= Data lines =
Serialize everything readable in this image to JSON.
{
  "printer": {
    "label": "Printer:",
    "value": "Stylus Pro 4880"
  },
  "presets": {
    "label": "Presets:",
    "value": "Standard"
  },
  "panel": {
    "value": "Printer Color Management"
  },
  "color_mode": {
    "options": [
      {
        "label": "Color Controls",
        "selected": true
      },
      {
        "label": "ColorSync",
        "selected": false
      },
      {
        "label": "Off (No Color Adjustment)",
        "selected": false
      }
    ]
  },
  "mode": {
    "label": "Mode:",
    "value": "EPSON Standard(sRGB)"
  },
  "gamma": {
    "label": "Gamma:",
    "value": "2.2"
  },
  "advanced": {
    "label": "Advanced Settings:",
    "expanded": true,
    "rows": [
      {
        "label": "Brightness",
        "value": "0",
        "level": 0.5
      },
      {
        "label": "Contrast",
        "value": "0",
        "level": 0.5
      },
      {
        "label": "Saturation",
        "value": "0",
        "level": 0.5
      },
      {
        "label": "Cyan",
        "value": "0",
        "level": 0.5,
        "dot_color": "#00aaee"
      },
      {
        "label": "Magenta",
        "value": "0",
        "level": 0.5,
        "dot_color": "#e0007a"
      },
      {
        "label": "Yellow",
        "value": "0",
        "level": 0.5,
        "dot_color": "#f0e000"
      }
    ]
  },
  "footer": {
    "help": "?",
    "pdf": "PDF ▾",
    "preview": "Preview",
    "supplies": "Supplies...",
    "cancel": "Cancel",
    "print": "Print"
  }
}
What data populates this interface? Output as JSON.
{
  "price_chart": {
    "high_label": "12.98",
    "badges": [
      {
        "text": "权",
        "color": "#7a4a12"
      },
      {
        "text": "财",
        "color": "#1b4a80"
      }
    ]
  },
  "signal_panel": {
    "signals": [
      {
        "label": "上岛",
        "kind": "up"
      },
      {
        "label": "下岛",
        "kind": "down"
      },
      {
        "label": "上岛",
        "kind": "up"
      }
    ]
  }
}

= What this task involves =
Nothing should be left out: repeat all of the data exactly.

= Expected answer =
Serialize everything readable in this image to JSON.
{
  "printer": {
    "label": "Printer:",
    "value": "Stylus Pro 4880"
  },
  "presets": {
    "label": "Presets:",
    "value": "Standard"
  },
  "panel": {
    "value": "Printer Color Management"
  },
  "color_mode": {
    "options": [
      {
        "label": "Color Controls",
        "selected": true
      },
      {
        "label": "ColorSync",
        "selected": false
      },
      {
        "label": "Off (No Color Adjustment)",
        "selected": false
      }
    ]
  },
  "mode": {
    "label": "Mode:",
    "value": "EPSON Standard(sRGB)"
  },
  "gamma": {
    "label": "Gamma:",
    "value": "2.2"
  },
  "advanced": {
    "label": "Advanced Settings:",
    "expanded": true,
    "rows": [
      {
        "label": "Brightness",
        "value": "0",
        "level": 0.5
      },
      {
        "label": "Contrast",
        "value": "0",
        "level": 0.5
      },
      {
        "label": "Saturation",
        "value": "0",
        "level": 0.5
      },
      {
        "label": "Cyan",
        "value": "0",
        "level": 0.5,
        "dot_color": "#00aaee"
      },
      {
        "label": "Magenta",
        "value": "0",
        "level": 0.5,
        "dot_color": "#e0007a"
      },
      {
        "label": "Yellow",
        "value": "0",
        "level": 0.5,
        "dot_color": "#f0e000"
      }
    ]
  },
  "footer": {
    "help": "?",
    "pdf": "PDF ▾",
    "preview": "Preview",
    "supplies": "Supplies...",
    "cancel": "Cancel",
    "print": "Print"
  }
}
What data populates this interface? Output as JSON.
{
  "price_chart": {
    "high_label": "12.98",
    "badges": [
      {
        "text": "权",
        "color": "#7a4a12"
      },
      {
        "text": "财",
        "color": "#1b4a80"
      }
    ]
  },
  "signal_panel": {
    "signals": [
      {
        "label": "上岛",
        "kind": "up"
      },
      {
        "label": "下岛",
        "kind": "down"
      },
      {
        "label": "上岛",
        "kind": "up"
      }
    ]
  }
}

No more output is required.